>>>>

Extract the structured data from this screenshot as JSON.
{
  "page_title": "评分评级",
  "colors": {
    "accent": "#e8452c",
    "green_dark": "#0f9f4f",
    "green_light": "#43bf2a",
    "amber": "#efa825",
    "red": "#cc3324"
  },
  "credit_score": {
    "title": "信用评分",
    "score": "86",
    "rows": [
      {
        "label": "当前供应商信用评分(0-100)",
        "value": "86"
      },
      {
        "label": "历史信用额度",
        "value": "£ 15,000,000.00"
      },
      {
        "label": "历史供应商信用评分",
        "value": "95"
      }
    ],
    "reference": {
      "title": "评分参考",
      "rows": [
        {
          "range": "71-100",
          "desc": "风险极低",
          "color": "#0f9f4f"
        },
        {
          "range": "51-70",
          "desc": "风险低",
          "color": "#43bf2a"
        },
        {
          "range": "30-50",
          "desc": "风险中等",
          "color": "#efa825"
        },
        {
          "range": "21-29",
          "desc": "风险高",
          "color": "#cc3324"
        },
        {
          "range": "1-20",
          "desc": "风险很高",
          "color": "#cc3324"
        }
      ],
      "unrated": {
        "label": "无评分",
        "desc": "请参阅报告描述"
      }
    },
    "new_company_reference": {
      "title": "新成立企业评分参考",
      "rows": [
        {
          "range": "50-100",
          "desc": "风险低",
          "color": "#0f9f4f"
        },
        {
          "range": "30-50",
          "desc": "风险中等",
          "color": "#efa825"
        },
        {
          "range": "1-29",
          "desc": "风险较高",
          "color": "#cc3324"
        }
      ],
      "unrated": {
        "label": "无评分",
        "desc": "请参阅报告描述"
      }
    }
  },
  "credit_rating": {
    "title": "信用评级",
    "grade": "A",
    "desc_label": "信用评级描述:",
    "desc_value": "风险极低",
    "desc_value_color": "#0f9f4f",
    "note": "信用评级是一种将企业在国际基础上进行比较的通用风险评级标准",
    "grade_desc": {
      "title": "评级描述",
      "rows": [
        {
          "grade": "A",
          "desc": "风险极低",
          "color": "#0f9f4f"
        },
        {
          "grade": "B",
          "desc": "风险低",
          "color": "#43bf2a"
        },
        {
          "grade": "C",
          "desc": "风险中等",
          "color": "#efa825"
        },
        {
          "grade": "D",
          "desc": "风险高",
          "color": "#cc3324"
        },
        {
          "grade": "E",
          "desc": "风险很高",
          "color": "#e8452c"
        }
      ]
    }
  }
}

<<<<

Each line above must be printed exactly as it appears.

Task response:
Extract the structured data from this screenshot as JSON.
{
  "page_title": "评分评级",
  "colors": {
    "accent": "#e8452c",
    "green_dark": "#0f9f4f",
    "green_light": "#43bf2a",
    "amber": "#efa825",
    "red": "#cc3324"
  },
  "credit_score": {
    "title": "信用评分",
    "score": "86",
    "rows": [
      {
        "label": "当前供应商信用评分(0-100)",
        "value": "86"
      },
      {
        "label": "历史信用额度",
        "value": "£ 15,000,000.00"
      },
      {
        "label": "历史供应商信用评分",
        "value": "95"
      }
    ],
    "reference": {
      "title": "评分参考",
      "rows": [
        {
          "range": "71-100",
          "desc": "风险极低",
          "color": "#0f9f4f"
        },
        {
          "range": "51-70",
          "desc": "风险低",
          "color": "#43bf2a"
        },
        {
          "range": "30-50",
          "desc": "风险中等",
          "color": "#efa825"
        },
        {
          "range": "21-29",
          "desc": "风险高",
          "color": "#cc3324"
        },
        {
          "range": "1-20",
          "desc": "风险很高",
          "color": "#cc3324"
        }
      ],
      "unrated": {
        "label": "无评分",
        "desc": "请参阅报告描述"
      }
    },
    "new_company_reference": {
      "title": "新成立企业评分参考",
      "rows": [
        {
          "range": "50-100",
          "desc": "风险低",
          "color": "#0f9f4f"
        },
        {
          "range": "30-50",
          "desc": "风险中等",
          "color": "#efa825"
        },
        {
          "range": "1-29",
          "desc": "风险较高",
          "color": "#cc3324"
        }
      ],
      "unrated": {
        "label": "无评分",
        "desc": "请参阅报告描述"
      }
    }
  },
  "credit_rating": {
    "title": "信用评级",
    "grade": "A",
    "desc_label": "信用评级描述:",
    "desc_value": "风险极低",
    "desc_value_color": "#0f9f4f",
    "note": "信用评级是一种将企业在国际基础上进行比较的通用风险评级标准",
    "grade_desc": {
      "title": "评级描述",
      "rows": [
        {
          "grade": "A",
          "desc": "风险极低",
          "color": "#0f9f4f"
        },
        {
          "grade": "B",
          "desc": "风险低",
          "color": "#43bf2a"
        },
        {
          "grade": "C",
          "desc": "风险中等",
          "color": "#efa825"
        },
        {
          "grade": "D",
          "desc": "风险高",
          "color": "#cc3324"
        },
        {
          "grade": "E",
          "desc": "风险很高",
          "color": "#e8452c"
        }
      ]
    }
  }
}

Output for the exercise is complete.